### EXERCISE PROMPT:
Look through the data below. Collect every line where the word "email" occurs.

### DATA FOR THIS EXERCISE:
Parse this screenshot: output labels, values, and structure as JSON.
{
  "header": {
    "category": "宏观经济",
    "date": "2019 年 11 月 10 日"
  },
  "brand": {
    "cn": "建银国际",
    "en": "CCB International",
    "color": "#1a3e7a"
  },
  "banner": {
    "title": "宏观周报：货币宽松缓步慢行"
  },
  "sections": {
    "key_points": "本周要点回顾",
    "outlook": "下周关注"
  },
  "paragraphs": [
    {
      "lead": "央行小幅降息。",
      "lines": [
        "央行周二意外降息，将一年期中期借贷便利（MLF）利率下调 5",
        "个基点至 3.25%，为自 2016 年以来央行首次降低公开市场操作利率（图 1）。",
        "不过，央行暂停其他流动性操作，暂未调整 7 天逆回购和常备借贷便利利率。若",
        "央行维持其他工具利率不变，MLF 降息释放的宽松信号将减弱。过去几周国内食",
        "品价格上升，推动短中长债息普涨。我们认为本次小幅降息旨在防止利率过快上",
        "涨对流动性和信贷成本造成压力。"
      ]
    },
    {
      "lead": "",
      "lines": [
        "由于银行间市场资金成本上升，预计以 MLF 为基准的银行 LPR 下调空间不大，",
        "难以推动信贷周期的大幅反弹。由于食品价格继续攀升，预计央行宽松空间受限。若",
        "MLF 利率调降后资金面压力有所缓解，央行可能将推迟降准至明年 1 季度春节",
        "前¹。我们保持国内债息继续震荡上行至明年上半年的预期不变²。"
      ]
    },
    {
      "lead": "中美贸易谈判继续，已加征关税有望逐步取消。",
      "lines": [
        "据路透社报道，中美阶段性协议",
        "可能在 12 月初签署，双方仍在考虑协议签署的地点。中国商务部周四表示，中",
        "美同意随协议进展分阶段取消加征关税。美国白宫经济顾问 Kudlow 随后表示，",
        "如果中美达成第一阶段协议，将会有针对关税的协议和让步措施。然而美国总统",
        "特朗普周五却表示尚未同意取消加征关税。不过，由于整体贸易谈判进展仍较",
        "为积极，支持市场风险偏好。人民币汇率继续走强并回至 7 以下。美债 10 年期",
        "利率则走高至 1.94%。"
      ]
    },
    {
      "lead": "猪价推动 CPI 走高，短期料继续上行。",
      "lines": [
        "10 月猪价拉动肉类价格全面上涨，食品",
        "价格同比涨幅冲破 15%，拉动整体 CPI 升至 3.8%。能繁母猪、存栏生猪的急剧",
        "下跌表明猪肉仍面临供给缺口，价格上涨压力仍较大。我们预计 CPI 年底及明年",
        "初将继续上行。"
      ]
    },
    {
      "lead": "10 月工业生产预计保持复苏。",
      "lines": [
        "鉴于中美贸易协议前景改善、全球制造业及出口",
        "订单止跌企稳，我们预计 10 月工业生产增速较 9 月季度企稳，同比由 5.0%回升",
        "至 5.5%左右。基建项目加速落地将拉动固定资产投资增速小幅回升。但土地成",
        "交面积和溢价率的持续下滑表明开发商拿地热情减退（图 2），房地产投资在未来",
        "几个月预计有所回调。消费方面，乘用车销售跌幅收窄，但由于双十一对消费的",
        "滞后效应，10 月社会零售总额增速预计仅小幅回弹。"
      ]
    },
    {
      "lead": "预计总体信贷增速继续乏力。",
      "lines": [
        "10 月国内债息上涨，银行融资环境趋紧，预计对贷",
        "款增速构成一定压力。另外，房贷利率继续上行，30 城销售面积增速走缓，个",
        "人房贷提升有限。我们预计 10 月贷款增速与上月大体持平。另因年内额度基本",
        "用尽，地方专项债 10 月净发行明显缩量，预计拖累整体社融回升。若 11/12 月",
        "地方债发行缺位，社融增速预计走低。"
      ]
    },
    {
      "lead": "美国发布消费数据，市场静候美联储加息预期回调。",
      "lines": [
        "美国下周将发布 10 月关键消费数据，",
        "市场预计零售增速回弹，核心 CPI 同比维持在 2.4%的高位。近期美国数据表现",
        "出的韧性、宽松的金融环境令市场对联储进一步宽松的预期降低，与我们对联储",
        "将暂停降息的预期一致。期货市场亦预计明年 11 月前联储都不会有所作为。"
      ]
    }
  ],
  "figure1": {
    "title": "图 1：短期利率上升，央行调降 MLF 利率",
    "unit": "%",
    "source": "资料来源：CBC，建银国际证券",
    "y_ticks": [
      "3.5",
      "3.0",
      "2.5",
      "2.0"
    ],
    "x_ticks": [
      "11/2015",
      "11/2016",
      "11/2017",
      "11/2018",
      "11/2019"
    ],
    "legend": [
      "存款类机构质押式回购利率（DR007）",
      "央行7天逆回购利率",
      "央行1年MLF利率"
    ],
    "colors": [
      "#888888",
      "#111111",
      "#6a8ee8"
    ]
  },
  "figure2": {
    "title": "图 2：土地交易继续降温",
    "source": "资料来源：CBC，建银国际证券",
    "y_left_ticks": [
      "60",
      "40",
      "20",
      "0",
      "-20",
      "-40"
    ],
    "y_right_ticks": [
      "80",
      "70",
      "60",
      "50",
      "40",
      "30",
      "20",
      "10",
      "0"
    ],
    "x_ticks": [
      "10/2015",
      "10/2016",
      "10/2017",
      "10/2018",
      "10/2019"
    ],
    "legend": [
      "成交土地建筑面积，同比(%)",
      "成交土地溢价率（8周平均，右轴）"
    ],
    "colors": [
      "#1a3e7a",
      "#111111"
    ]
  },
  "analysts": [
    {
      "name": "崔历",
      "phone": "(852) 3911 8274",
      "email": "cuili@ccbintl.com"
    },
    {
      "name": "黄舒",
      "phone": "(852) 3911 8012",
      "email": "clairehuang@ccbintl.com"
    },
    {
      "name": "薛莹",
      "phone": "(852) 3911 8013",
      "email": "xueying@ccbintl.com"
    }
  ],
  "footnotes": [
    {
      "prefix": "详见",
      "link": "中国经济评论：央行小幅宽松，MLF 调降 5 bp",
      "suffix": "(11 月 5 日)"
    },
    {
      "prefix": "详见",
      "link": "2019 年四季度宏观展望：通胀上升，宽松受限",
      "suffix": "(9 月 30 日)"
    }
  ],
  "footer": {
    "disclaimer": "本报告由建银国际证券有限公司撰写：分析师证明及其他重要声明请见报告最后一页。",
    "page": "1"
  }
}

### RESPONSE TO THIS EXERCISE:
      "email": "cuili@ccbintl.com"
      "email": "clairehuang@ccbintl.com"
      "email": "xueying@ccbintl.com"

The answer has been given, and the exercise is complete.